Items listed in a dataset:
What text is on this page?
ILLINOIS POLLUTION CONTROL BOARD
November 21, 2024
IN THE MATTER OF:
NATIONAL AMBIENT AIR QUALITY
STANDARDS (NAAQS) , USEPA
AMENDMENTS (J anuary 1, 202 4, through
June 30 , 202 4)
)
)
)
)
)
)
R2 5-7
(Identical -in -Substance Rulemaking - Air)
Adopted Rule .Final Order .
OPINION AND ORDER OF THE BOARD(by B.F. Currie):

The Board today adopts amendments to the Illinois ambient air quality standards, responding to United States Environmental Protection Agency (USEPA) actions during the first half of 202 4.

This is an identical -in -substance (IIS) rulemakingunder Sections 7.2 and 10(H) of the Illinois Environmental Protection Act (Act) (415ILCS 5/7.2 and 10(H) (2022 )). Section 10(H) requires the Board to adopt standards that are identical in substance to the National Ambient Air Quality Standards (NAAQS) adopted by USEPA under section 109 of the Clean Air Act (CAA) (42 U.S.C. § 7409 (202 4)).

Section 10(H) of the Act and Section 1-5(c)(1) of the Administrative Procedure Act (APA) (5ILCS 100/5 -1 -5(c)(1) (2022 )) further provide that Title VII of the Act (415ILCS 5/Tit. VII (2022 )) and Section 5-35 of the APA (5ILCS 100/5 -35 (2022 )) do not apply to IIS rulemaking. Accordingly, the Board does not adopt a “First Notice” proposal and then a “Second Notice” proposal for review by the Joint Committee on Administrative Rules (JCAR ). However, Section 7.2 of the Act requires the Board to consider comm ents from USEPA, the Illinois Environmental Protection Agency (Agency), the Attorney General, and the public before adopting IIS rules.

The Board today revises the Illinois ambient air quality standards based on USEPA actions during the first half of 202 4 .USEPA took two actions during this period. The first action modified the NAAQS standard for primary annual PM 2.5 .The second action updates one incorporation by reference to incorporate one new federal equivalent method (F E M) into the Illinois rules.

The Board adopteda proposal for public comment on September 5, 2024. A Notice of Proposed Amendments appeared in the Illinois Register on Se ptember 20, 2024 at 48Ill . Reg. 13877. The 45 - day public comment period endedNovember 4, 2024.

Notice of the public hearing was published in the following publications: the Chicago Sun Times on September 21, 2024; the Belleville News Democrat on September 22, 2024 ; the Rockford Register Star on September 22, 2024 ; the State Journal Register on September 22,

◆ EXERCISE BRIEF:
Make an exact copy of the data above.

◆ REPLY:
What text is on this page?
ILLINOIS POLLUTION CONTROL BOARD
November 21, 2024
IN THE MATTER OF:
NATIONAL AMBIENT AIR QUALITY
STANDARDS (NAAQS) , USEPA
AMENDMENTS (J anuary 1, 202 4, through
June 30 , 202 4)
)
)
)
)
)
)
R2 5-7
(Identical -in -Substance Rulemaking - Air)
Adopted Rule .Final Order .
OPINION AND ORDER OF THE BOARD(by B.F. Currie):

The Board today adopts amendments to the Illinois ambient air quality standards, responding to United States Environmental Protection Agency (USEPA) actions during the first half of 202 4.

This is an identical -in -substance (IIS) rulemakingunder Sections 7.2 and 10(H) of the Illinois Environmental Protection Act (Act) (415ILCS 5/7.2 and 10(H) (2022 )). Section 10(H) requires the Board to adopt standards that are identical in substance to the National Ambient Air Quality Standards (NAAQS) adopted by USEPA under section 109 of the Clean Air Act (CAA) (42 U.S.C. § 7409 (202 4)).

Section 10(H) of the Act and Section 1-5(c)(1) of the Administrative Procedure Act (APA) (5ILCS 100/5 -1 -5(c)(1) (2022 )) further provide that Title VII of the Act (415ILCS 5/Tit. VII (2022 )) and Section 5-35 of the APA (5ILCS 100/5 -35 (2022 )) do not apply to IIS rulemaking. Accordingly, the Board does not adopt a “First Notice” proposal and then a “Second Notice” proposal for review by the Joint Committee on Administrative Rules (JCAR ). However, Section 7.2 of the Act requires the Board to consider comm ents from USEPA, the Illinois Environmental Protection Agency (Agency), the Attorney General, and the public before adopting IIS rules.

The Board today revises the Illinois ambient air quality standards based on USEPA actions during the first half of 202 4 .USEPA took two actions during this period. The first action modified the NAAQS standard for primary annual PM 2.5 .The second action updates one incorporation by reference to incorporate one new federal equivalent method (F E M) into the Illinois rules.

The Board adopteda proposal for public comment on September 5, 2024. A Notice of Proposed Amendments appeared in the Illinois Register on Se ptember 20, 2024 at 48Ill . Reg. 13877. The 45 - day public comment period endedNovember 4, 2024.

Notice of the public hearing was published in the following publications: the Chicago Sun Times on September 21, 2024; the Belleville News Democrat on September 22, 2024 ; the Rockford Register Star on September 22, 2024 ; the State Journal Register on September 22,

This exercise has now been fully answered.